TO BE DONE ::
Repeat the entries below exactly as they appear, with no pictures.

Data tied to figure images
Begin
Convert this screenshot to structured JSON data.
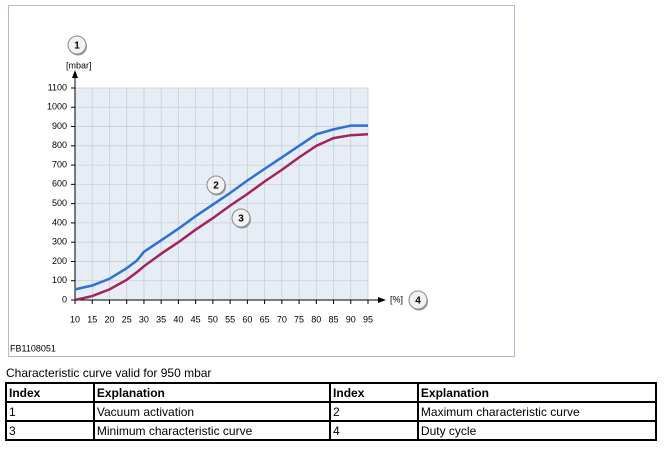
{
  "chart_data": {
    "type": "line",
    "y_unit": "[mbar]",
    "x_unit": "[%]",
    "figure_id": "FB1108051",
    "annotations": [
      "1",
      "2",
      "3",
      "4"
    ],
    "x": [
      10,
      15,
      20,
      25,
      28,
      30,
      35,
      40,
      45,
      50,
      55,
      60,
      65,
      70,
      75,
      80,
      85,
      90,
      95
    ],
    "series": [
      {
        "color": "#2f6fd8",
        "values": [
          55,
          75,
          110,
          165,
          205,
          250,
          310,
          370,
          435,
          495,
          555,
          620,
          680,
          740,
          800,
          860,
          885,
          905,
          905
        ]
      },
      {
        "color": "#a3245a",
        "values": [
          0,
          20,
          55,
          105,
          145,
          175,
          240,
          300,
          365,
          425,
          490,
          550,
          615,
          675,
          740,
          800,
          840,
          855,
          860
        ]
      }
    ],
    "xlim": [
      10,
      95
    ],
    "xticks": [
      10,
      15,
      20,
      25,
      30,
      35,
      40,
      45,
      50,
      55,
      60,
      65,
      70,
      75,
      80,
      85,
      90,
      95
    ],
    "ylim": [
      0,
      1100
    ],
    "yticks": [
      0,
      100,
      200,
      300,
      400,
      500,
      600,
      700,
      800,
      900,
      1000,
      1100
    ],
    "grid": true
  },
  "caption": "Characteristic curve valid for 950 mbar",
  "table": {
    "header": [
      "Index",
      "Explanation",
      "Index",
      "Explanation"
    ],
    "rows": [
      [
        "1",
        "Vacuum activation",
        "2",
        "Maximum characteristic curve"
      ],
      [
        "3",
        "Minimum characteristic curve",
        "4",
        "Duty cycle"
      ]
    ]
  }
}
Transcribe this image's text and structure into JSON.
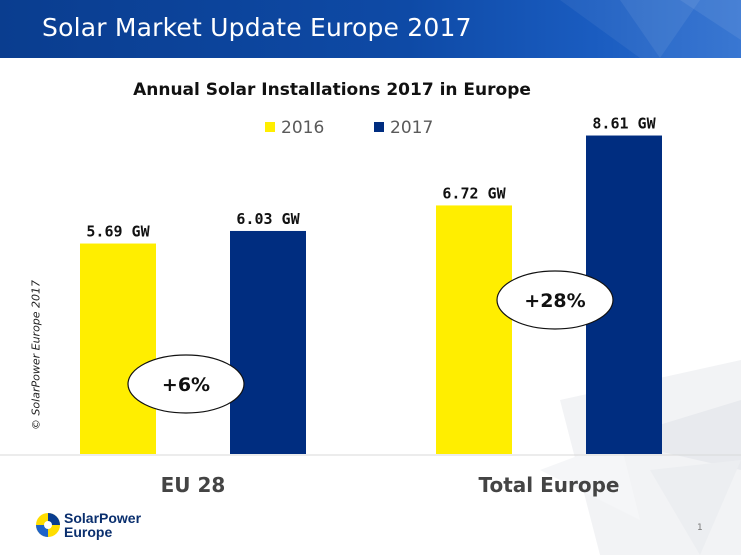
{
  "slide": {
    "title": "Solar Market Update Europe 2017",
    "copyright": "© SolarPower Europe 2017",
    "logo_line1": "SolarPower",
    "logo_line2": "Europe",
    "page_number": "1"
  },
  "colors": {
    "header_blue": "#0e4aa6",
    "series_2016": "#ffee00",
    "series_2017": "#002d80"
  },
  "icons": [
    "solarpower-europe-logo-icon"
  ],
  "chart_data": {
    "type": "bar",
    "title": "Annual Solar Installations 2017 in Europe",
    "categories": [
      "EU 28",
      "Total Europe"
    ],
    "series": [
      {
        "name": "2016",
        "values": [
          5.69,
          6.72
        ],
        "labels": [
          "5.69 GW",
          "6.72 GW"
        ],
        "color": "#ffee00"
      },
      {
        "name": "2017",
        "values": [
          6.03,
          8.61
        ],
        "labels": [
          "6.03 GW",
          "8.61 GW"
        ],
        "color": "#002d80"
      }
    ],
    "annotations": [
      "+6%",
      "+28%"
    ],
    "ylim": [
      0,
      9.3
    ],
    "legend": "top",
    "grid": false
  }
}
End
TASK SOLUTION ::
Convert this screenshot to structured JSON data.
{
  "chart_data": {
    "type": "line",
    "y_unit": "[mbar]",
    "x_unit": "[%]",
    "figure_id": "FB1108051",
    "annotations": [
      "1",
      "2",
      "3",
      "4"
    ],
    "x": [
      10,
      15,
      20,
      25,
      28,
      30,
      35,
      40,
      45,
      50,
      55,
      60,
      65,
      70,
      75,
      80,
      85,
      90,
      95
    ],
    "series": [
      {
        "color": "#2f6fd8",
        "values": [
          55,
          75,
          110,
          165,
          205,
          250,
          310,
          370,
          435,
          495,
          555,
          620,
          680,
          740,
          800,
          860,
          885,
          905,
          905
        ]
      },
      {
        "color": "#a3245a",
        "values": [
          0,
          20,
          55,
          105,
          145,
          175,
          240,
          300,
          365,
          425,
          490,
          550,
          615,
          675,
          740,
          800,
          840,
          855,
          860
        ]
      }
    ],
    "xlim": [
      10,
      95
    ],
    "xticks": [
      10,
      15,
      20,
      25,
      30,
      35,
      40,
      45,
      50,
      55,
      60,
      65,
      70,
      75,
      80,
      85,
      90,
      95
    ],
    "ylim": [
      0,
      1100
    ],
    "yticks": [
      0,
      100,
      200,
      300,
      400,
      500,
      600,
      700,
      800,
      900,
      1000,
      1100
    ],
    "grid": true
  },
  "caption": "Characteristic curve valid for 950 mbar",
  "table": {
    "header": [
      "Index",
      "Explanation",
      "Index",
      "Explanation"
    ],
    "rows": [
      [
        "1",
        "Vacuum activation",
        "2",
        "Maximum characteristic curve"
      ],
      [
        "3",
        "Minimum characteristic curve",
        "4",
        "Duty cycle"
      ]
    ]
  }
}
Transcribe this image's text and structure into JSON.
{
  "slide": {
    "title": "Solar Market Update Europe 2017",
    "copyright": "© SolarPower Europe 2017",
    "logo_line1": "SolarPower",
    "logo_line2": "Europe",
    "page_number": "1"
  },
  "colors": {
    "header_blue": "#0e4aa6",
    "series_2016": "#ffee00",
    "series_2017": "#002d80"
  },
  "icons": [
    "solarpower-europe-logo-icon"
  ],
  "chart_data": {
    "type": "bar",
    "title": "Annual Solar Installations 2017 in Europe",
    "categories": [
      "EU 28",
      "Total Europe"
    ],
    "series": [
      {
        "name": "2016",
        "values": [
          5.69,
          6.72
        ],
        "labels": [
          "5.69 GW",
          "6.72 GW"
        ],
        "color": "#ffee00"
      },
      {
        "name": "2017",
        "values": [
          6.03,
          8.61
        ],
        "labels": [
          "6.03 GW",
          "8.61 GW"
        ],
        "color": "#002d80"
      }
    ],
    "annotations": [
      "+6%",
      "+28%"
    ],
    "ylim": [
      0,
      9.3
    ],
    "legend": "top",
    "grid": false
  }
}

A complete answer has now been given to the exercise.